■ Direction: Find and copy every line in the records that includes the string "JSON".

■ Records for processing:
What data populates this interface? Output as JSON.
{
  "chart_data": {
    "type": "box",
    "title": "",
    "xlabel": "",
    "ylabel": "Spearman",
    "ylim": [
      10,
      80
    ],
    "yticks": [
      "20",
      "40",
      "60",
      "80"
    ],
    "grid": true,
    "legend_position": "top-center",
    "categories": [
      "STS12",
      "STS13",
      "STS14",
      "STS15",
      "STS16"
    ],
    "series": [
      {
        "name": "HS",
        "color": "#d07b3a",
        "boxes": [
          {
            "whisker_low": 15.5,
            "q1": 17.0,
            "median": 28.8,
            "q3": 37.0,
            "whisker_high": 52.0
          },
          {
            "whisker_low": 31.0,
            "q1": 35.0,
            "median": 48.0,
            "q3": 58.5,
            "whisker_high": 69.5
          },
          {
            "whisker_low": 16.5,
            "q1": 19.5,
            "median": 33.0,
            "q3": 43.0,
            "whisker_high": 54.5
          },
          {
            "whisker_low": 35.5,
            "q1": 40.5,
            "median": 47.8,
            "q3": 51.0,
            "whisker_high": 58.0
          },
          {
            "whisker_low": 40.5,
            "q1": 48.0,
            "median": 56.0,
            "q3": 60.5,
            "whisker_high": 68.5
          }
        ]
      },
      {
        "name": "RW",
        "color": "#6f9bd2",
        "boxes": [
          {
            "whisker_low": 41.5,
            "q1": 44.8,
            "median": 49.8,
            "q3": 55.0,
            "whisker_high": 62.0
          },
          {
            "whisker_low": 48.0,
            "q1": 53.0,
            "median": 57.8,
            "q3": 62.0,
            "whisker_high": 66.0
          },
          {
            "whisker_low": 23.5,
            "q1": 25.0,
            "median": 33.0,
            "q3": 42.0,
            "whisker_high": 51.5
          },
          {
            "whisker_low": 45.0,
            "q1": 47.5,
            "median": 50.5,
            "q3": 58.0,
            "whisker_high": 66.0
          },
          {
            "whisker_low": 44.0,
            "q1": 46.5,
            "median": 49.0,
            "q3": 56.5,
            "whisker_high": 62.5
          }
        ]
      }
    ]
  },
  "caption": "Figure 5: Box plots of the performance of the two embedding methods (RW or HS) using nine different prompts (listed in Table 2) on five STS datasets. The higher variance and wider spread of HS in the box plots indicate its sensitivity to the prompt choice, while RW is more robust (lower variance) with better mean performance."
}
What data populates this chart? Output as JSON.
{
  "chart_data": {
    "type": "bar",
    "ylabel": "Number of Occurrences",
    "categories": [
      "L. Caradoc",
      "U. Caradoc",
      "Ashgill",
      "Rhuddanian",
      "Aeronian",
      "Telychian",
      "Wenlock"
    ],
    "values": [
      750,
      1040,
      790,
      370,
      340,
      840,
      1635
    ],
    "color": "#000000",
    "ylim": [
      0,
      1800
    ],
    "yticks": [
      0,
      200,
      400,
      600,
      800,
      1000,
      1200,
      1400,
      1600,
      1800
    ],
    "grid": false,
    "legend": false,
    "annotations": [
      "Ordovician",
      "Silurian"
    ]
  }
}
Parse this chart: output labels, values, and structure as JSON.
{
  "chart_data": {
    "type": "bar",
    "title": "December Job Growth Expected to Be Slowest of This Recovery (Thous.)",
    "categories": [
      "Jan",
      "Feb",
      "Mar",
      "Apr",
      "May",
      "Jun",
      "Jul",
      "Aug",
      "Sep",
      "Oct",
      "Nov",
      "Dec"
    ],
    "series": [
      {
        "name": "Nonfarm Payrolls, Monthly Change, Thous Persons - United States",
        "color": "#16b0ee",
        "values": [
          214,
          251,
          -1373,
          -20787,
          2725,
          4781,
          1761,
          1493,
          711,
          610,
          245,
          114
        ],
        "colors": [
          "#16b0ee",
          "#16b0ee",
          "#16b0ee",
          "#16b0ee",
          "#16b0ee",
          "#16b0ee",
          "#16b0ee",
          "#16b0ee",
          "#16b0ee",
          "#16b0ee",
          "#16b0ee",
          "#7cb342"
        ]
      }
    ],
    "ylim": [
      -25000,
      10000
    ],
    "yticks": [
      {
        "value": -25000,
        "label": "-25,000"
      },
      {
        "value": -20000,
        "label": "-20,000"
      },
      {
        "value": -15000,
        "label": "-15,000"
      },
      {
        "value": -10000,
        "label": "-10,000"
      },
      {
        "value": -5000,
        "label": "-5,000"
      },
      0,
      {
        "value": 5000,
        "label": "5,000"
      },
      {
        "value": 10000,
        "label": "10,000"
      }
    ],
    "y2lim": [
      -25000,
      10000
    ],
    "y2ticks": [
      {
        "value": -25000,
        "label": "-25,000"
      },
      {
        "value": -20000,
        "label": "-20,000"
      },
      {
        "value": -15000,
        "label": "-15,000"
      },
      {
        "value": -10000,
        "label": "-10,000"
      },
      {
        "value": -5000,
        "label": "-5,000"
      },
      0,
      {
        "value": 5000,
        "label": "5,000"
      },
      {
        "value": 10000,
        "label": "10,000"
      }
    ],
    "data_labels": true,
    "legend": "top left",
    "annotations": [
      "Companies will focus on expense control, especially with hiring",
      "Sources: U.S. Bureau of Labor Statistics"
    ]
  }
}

■ Correct result:
What data populates this interface? Output as JSON.
What data populates this chart? Output as JSON.
Parse this chart: output labels, values, and structure as JSON.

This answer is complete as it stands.